-- begin Information shown --

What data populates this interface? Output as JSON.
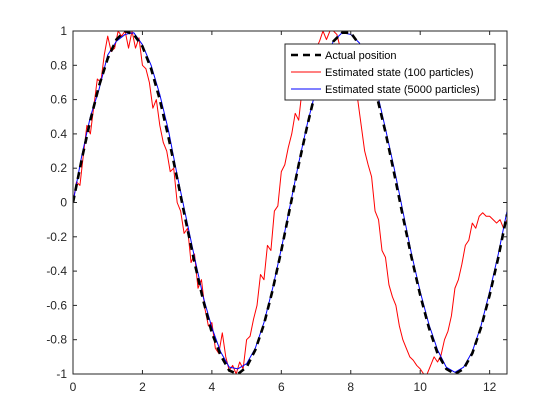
{
  "chart_data": {
    "type": "line",
    "title": "",
    "xlabel": "",
    "ylabel": "",
    "xlim": [
      0,
      12.5
    ],
    "ylim": [
      -1,
      1
    ],
    "xticks": [
      0,
      2,
      4,
      6,
      8,
      10,
      12
    ],
    "yticks": [
      -1,
      -0.8,
      -0.6,
      -0.4,
      -0.2,
      0,
      0.2,
      0.4,
      0.6,
      0.8,
      1
    ],
    "xtick_labels": [
      "0",
      "2",
      "4",
      "6",
      "8",
      "10",
      "12"
    ],
    "ytick_labels": [
      "-1",
      "-0.8",
      "-0.6",
      "-0.4",
      "-0.2",
      "0",
      "0.2",
      "0.4",
      "0.6",
      "0.8",
      "1"
    ],
    "grid": false,
    "legend_position": "top-right",
    "series": [
      {
        "name": "Actual position",
        "color": "#000000",
        "style": "dashed",
        "x": [
          0,
          0.25,
          0.5,
          0.75,
          1.0,
          1.25,
          1.5,
          1.75,
          2.0,
          2.25,
          2.5,
          2.75,
          3.0,
          3.25,
          3.5,
          3.75,
          4.0,
          4.25,
          4.5,
          4.75,
          5.0,
          5.25,
          5.5,
          5.75,
          6.0,
          6.25,
          6.5,
          6.75,
          7.0,
          7.25,
          7.5,
          7.75,
          8.0,
          8.25,
          8.5,
          8.75,
          9.0,
          9.25,
          9.5,
          9.75,
          10.0,
          10.25,
          10.5,
          10.75,
          11.0,
          11.25,
          11.5,
          11.75,
          12.0,
          12.25,
          12.5
        ],
        "y": [
          0,
          0.25,
          0.48,
          0.68,
          0.84,
          0.95,
          1.0,
          0.98,
          0.91,
          0.78,
          0.6,
          0.38,
          0.14,
          -0.11,
          -0.35,
          -0.57,
          -0.76,
          -0.89,
          -0.98,
          -1.0,
          -0.96,
          -0.86,
          -0.71,
          -0.51,
          -0.28,
          -0.03,
          0.22,
          0.45,
          0.66,
          0.82,
          0.94,
          0.99,
          0.99,
          0.92,
          0.8,
          0.62,
          0.41,
          0.17,
          -0.08,
          -0.32,
          -0.54,
          -0.73,
          -0.88,
          -0.97,
          -1.0,
          -0.97,
          -0.88,
          -0.73,
          -0.54,
          -0.32,
          -0.07
        ]
      },
      {
        "name": "Estimated state (100 particles)",
        "color": "#ff0000",
        "style": "solid",
        "x": [
          0,
          0.1,
          0.2,
          0.3,
          0.4,
          0.5,
          0.6,
          0.7,
          0.8,
          0.9,
          1.0,
          1.1,
          1.2,
          1.3,
          1.4,
          1.5,
          1.6,
          1.7,
          1.8,
          1.9,
          2.0,
          2.1,
          2.2,
          2.3,
          2.4,
          2.5,
          2.6,
          2.7,
          2.8,
          2.9,
          3.0,
          3.1,
          3.2,
          3.3,
          3.4,
          3.5,
          3.6,
          3.7,
          3.8,
          3.9,
          4.0,
          4.1,
          4.2,
          4.3,
          4.4,
          4.5,
          4.6,
          4.7,
          4.8,
          4.9,
          5.0,
          5.1,
          5.2,
          5.3,
          5.4,
          5.5,
          5.6,
          5.7,
          5.8,
          5.9,
          6.0,
          6.1,
          6.2,
          6.3,
          6.4,
          6.5,
          6.6,
          6.7,
          6.8,
          6.9,
          7.0,
          7.1,
          7.2,
          7.3,
          7.4,
          7.5,
          7.6,
          7.7,
          7.8,
          7.9,
          8.0,
          8.1,
          8.2,
          8.3,
          8.4,
          8.5,
          8.6,
          8.7,
          8.8,
          8.9,
          9.0,
          9.1,
          9.2,
          9.3,
          9.4,
          9.5,
          9.6,
          9.7,
          9.8,
          9.9,
          10.0,
          10.1,
          10.2,
          10.3,
          10.4,
          10.5,
          10.6,
          10.7,
          10.8,
          10.9,
          11.0,
          11.1,
          11.2,
          11.3,
          11.4,
          11.5,
          11.6,
          11.7,
          11.8,
          11.9,
          12.0,
          12.1,
          12.2,
          12.3,
          12.4,
          12.5
        ],
        "y": [
          0,
          0.12,
          0.1,
          0.28,
          0.45,
          0.4,
          0.56,
          0.72,
          0.7,
          0.86,
          0.97,
          0.88,
          0.9,
          1.0,
          0.97,
          1.0,
          0.9,
          1.0,
          0.9,
          0.96,
          0.8,
          0.78,
          0.7,
          0.55,
          0.6,
          0.45,
          0.35,
          0.3,
          0.18,
          0.2,
          0.0,
          -0.05,
          -0.18,
          -0.15,
          -0.35,
          -0.3,
          -0.5,
          -0.45,
          -0.62,
          -0.72,
          -0.7,
          -0.85,
          -0.88,
          -0.76,
          -0.9,
          -0.98,
          -0.95,
          -1.0,
          -0.93,
          -0.97,
          -0.8,
          -0.78,
          -0.68,
          -0.6,
          -0.42,
          -0.45,
          -0.25,
          -0.28,
          -0.05,
          -0.02,
          0.18,
          0.22,
          0.32,
          0.4,
          0.52,
          0.48,
          0.66,
          0.72,
          0.76,
          0.86,
          0.9,
          0.94,
          1.0,
          0.95,
          1.0,
          1.0,
          0.98,
          0.9,
          0.88,
          0.85,
          0.75,
          0.65,
          0.6,
          0.45,
          0.3,
          0.22,
          0.15,
          -0.05,
          -0.1,
          -0.28,
          -0.32,
          -0.48,
          -0.55,
          -0.6,
          -0.72,
          -0.8,
          -0.85,
          -0.9,
          -0.92,
          -0.95,
          -0.97,
          -1.0,
          -1.0,
          -0.95,
          -0.9,
          -0.93,
          -0.89,
          -0.8,
          -0.75,
          -0.66,
          -0.5,
          -0.45,
          -0.36,
          -0.25,
          -0.22,
          -0.12,
          -0.15,
          -0.08,
          -0.06,
          -0.08,
          -0.08,
          -0.1,
          -0.12,
          -0.1,
          -0.15,
          -0.1
        ]
      },
      {
        "name": "Estimated state (5000 particles)",
        "color": "#0000ff",
        "style": "solid",
        "x": [
          0,
          0.25,
          0.5,
          0.75,
          1.0,
          1.25,
          1.5,
          1.75,
          2.0,
          2.25,
          2.5,
          2.75,
          3.0,
          3.25,
          3.5,
          3.75,
          4.0,
          4.25,
          4.5,
          4.75,
          5.0,
          5.25,
          5.5,
          5.75,
          6.0,
          6.25,
          6.5,
          6.75,
          7.0,
          7.25,
          7.5,
          7.75,
          8.0,
          8.25,
          8.5,
          8.75,
          9.0,
          9.25,
          9.5,
          9.75,
          10.0,
          10.25,
          10.5,
          10.75,
          11.0,
          11.25,
          11.5,
          11.75,
          12.0,
          12.25,
          12.5
        ],
        "y": [
          0,
          0.27,
          0.5,
          0.66,
          0.86,
          0.94,
          0.98,
          0.99,
          0.92,
          0.8,
          0.63,
          0.42,
          0.16,
          -0.08,
          -0.32,
          -0.55,
          -0.73,
          -0.87,
          -0.96,
          -0.97,
          -0.94,
          -0.85,
          -0.7,
          -0.5,
          -0.27,
          -0.02,
          0.23,
          0.46,
          0.66,
          0.84,
          0.94,
          0.99,
          0.98,
          0.93,
          0.82,
          0.65,
          0.43,
          0.2,
          -0.05,
          -0.3,
          -0.52,
          -0.71,
          -0.86,
          -0.96,
          -0.99,
          -0.96,
          -0.87,
          -0.72,
          -0.52,
          -0.3,
          -0.05
        ]
      }
    ]
  }
}
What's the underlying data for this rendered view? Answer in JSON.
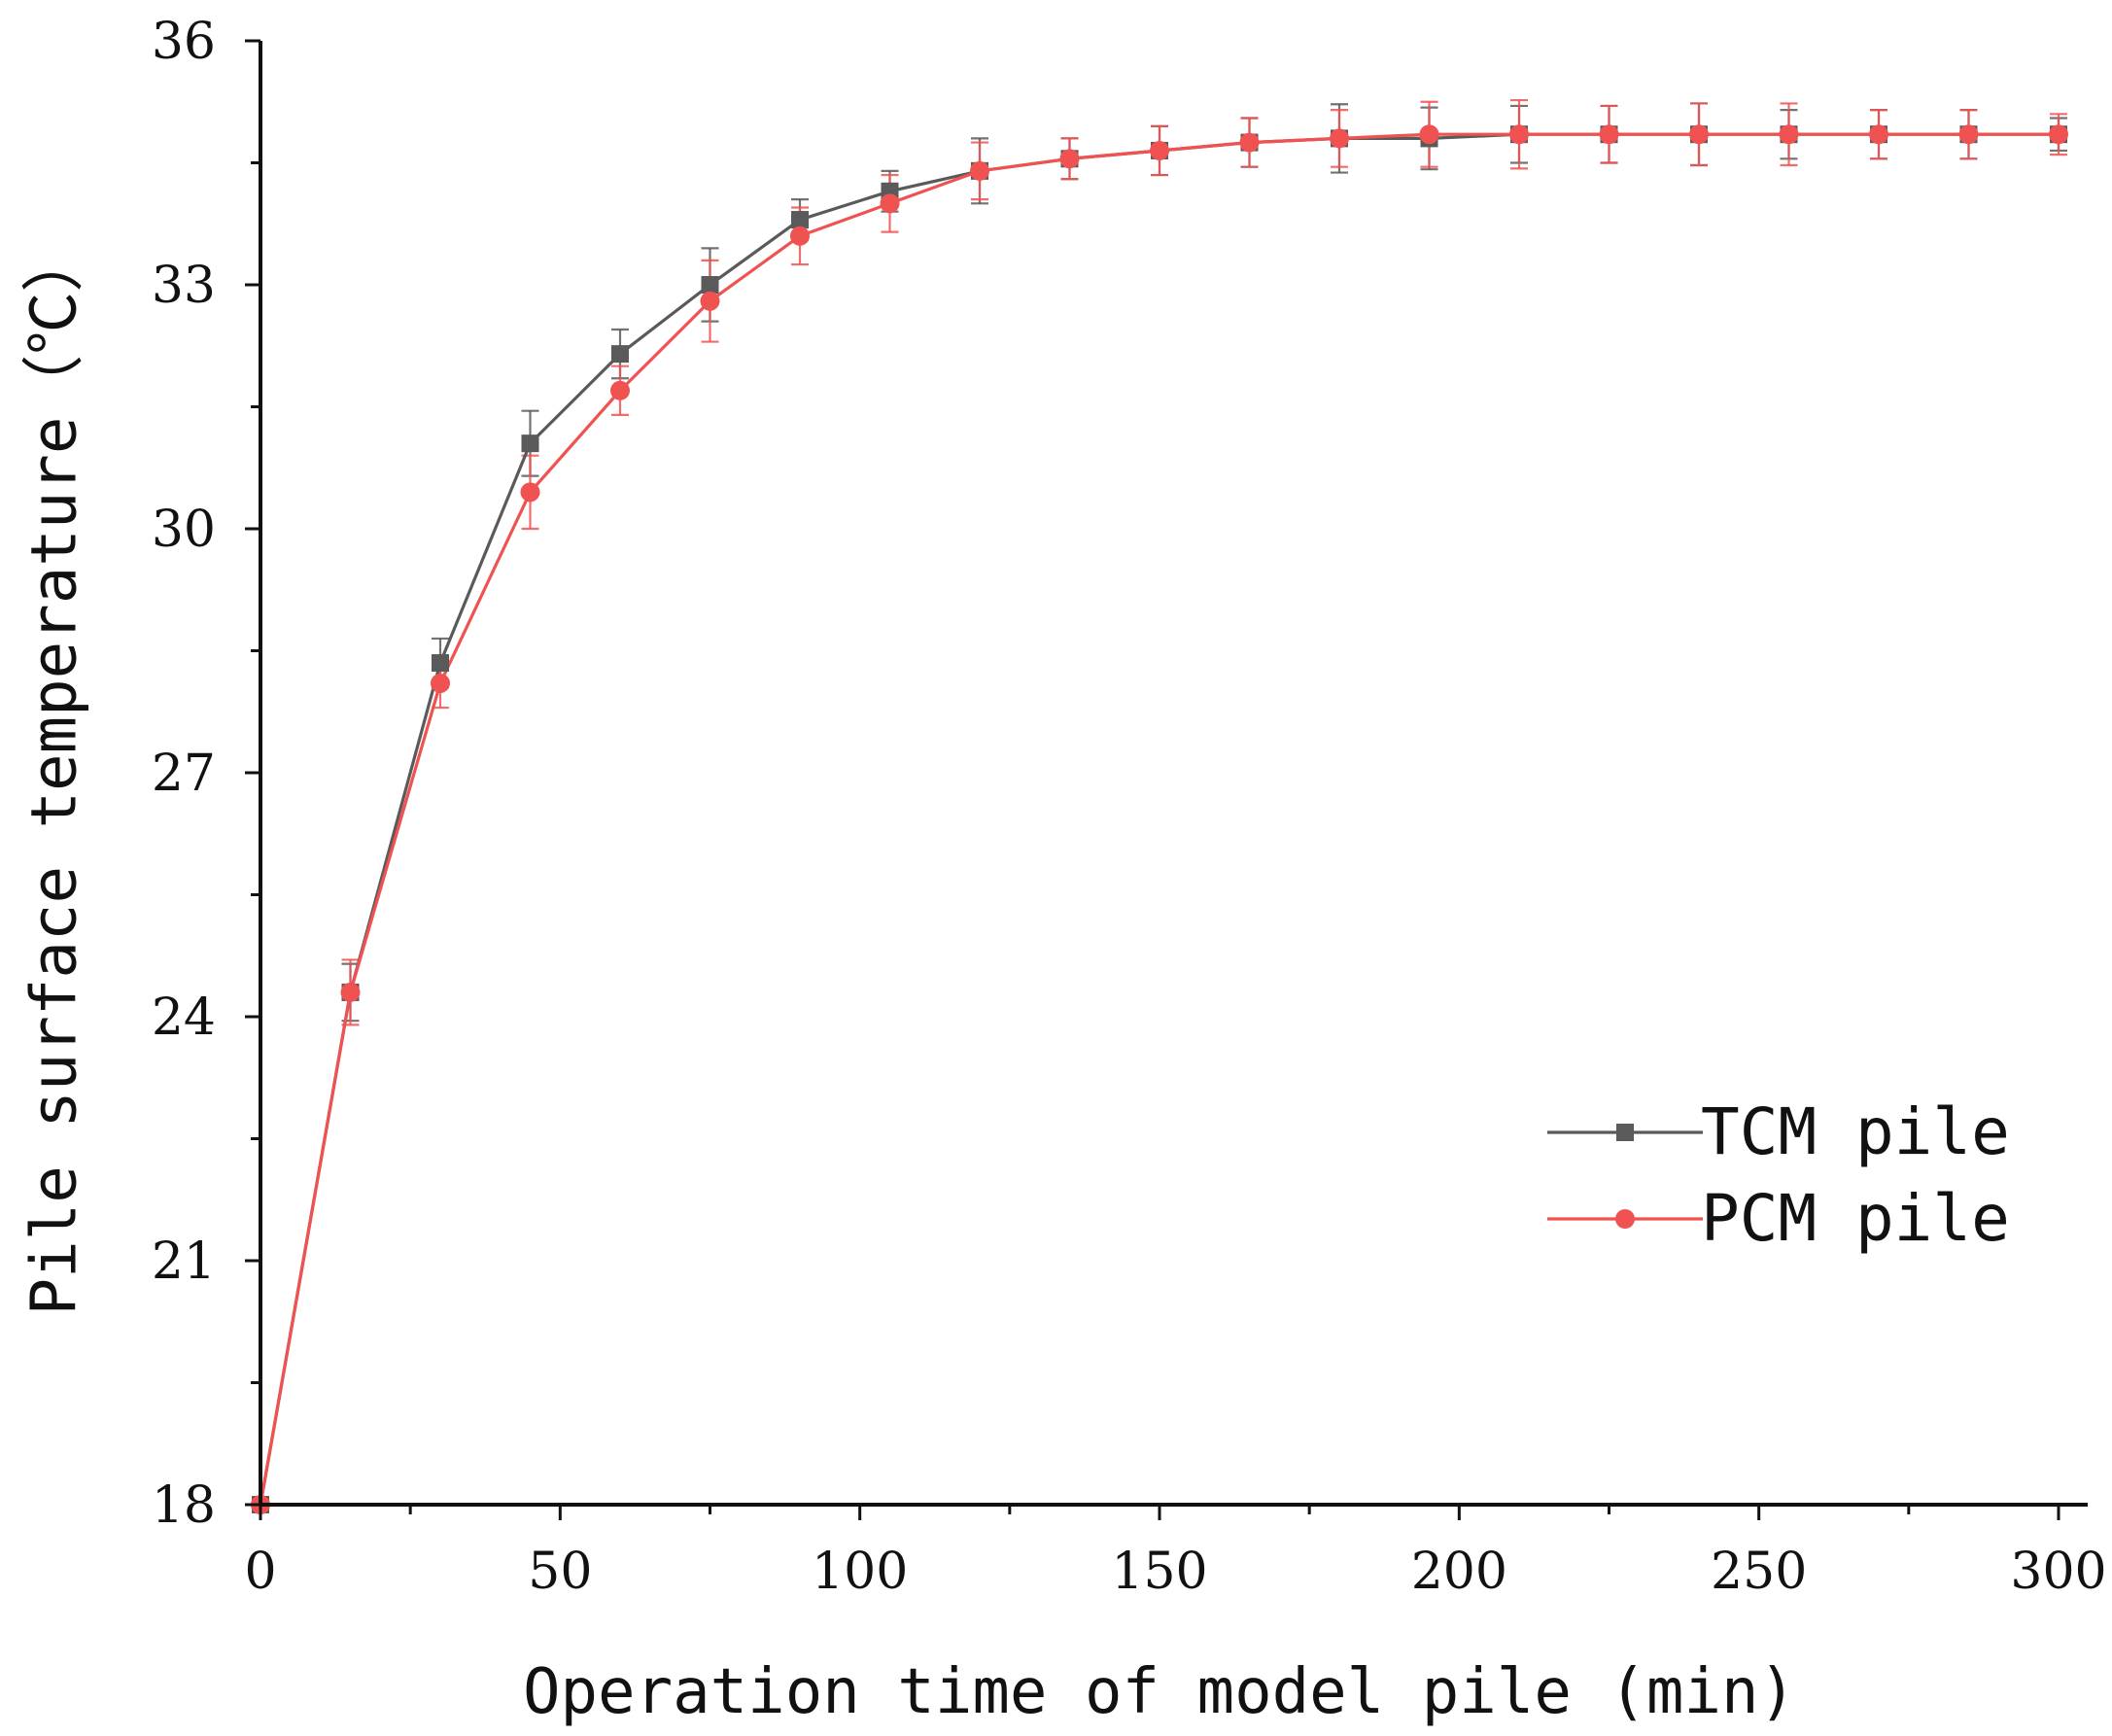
{
  "chart_data": {
    "type": "line",
    "title": "",
    "xlabel": "Operation time of model pile (min)",
    "ylabel": "Pile surface temperature（℃）",
    "xlim": [
      0,
      300
    ],
    "ylim": [
      18,
      36
    ],
    "xticks": [
      0,
      50,
      100,
      150,
      200,
      250,
      300
    ],
    "yticks": [
      18,
      21,
      24,
      27,
      30,
      33,
      36
    ],
    "x": [
      0,
      15,
      30,
      45,
      60,
      75,
      90,
      105,
      120,
      135,
      150,
      165,
      180,
      195,
      210,
      225,
      240,
      255,
      270,
      285,
      300
    ],
    "grid": false,
    "legend_position": "right-center",
    "series": [
      {
        "name": "TCM pile",
        "color": "#5a5a5a",
        "marker": "square",
        "values": [
          18.0,
          24.3,
          28.35,
          31.05,
          32.15,
          33.0,
          33.8,
          34.15,
          34.4,
          34.55,
          34.65,
          34.75,
          34.8,
          34.8,
          34.85,
          34.85,
          34.85,
          34.85,
          34.85,
          34.85,
          34.85
        ],
        "errors": [
          0.0,
          0.35,
          0.3,
          0.4,
          0.3,
          0.45,
          0.25,
          0.25,
          0.4,
          0.25,
          0.3,
          0.3,
          0.42,
          0.38,
          0.35,
          0.35,
          0.38,
          0.3,
          0.3,
          0.3,
          0.2
        ]
      },
      {
        "name": "PCM pile",
        "color": "#f05252",
        "marker": "circle",
        "values": [
          18.0,
          24.3,
          28.1,
          30.45,
          31.7,
          32.8,
          33.6,
          34.0,
          34.4,
          34.55,
          34.65,
          34.75,
          34.8,
          34.85,
          34.85,
          34.85,
          34.85,
          34.85,
          34.85,
          34.85,
          34.85
        ],
        "errors": [
          0.0,
          0.4,
          0.3,
          0.45,
          0.3,
          0.5,
          0.35,
          0.35,
          0.35,
          0.25,
          0.3,
          0.3,
          0.35,
          0.4,
          0.42,
          0.35,
          0.38,
          0.38,
          0.3,
          0.3,
          0.25
        ]
      }
    ]
  }
}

-- end Information shown --

- **Work to be completed**
In the material above, how many lines hold the word "this"? Say only the number.

- **The result**
2